Given instruction: Each line containing the word "this" must be reported.

Items:
☆ ☆ ☆ ☆ ☆ ☆ ☆

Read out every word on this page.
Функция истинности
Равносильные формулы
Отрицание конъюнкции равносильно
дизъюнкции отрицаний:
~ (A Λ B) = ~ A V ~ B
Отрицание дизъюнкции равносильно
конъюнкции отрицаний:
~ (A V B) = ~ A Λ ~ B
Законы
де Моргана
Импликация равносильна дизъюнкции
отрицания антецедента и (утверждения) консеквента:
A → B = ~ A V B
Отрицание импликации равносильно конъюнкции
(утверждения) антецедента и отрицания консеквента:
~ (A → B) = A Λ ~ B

☆ ☆ ☆ ☆ ☆ ☆ ☆

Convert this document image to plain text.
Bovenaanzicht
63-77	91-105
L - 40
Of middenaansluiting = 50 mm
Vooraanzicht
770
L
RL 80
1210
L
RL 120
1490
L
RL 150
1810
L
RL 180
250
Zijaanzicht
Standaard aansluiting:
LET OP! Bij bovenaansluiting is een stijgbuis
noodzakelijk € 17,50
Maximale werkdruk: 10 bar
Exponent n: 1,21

☆ ☆ ☆ ☆ ☆ ☆ ☆

Exercise answer:
Read out every word on this page.
Convert this document image to plain text.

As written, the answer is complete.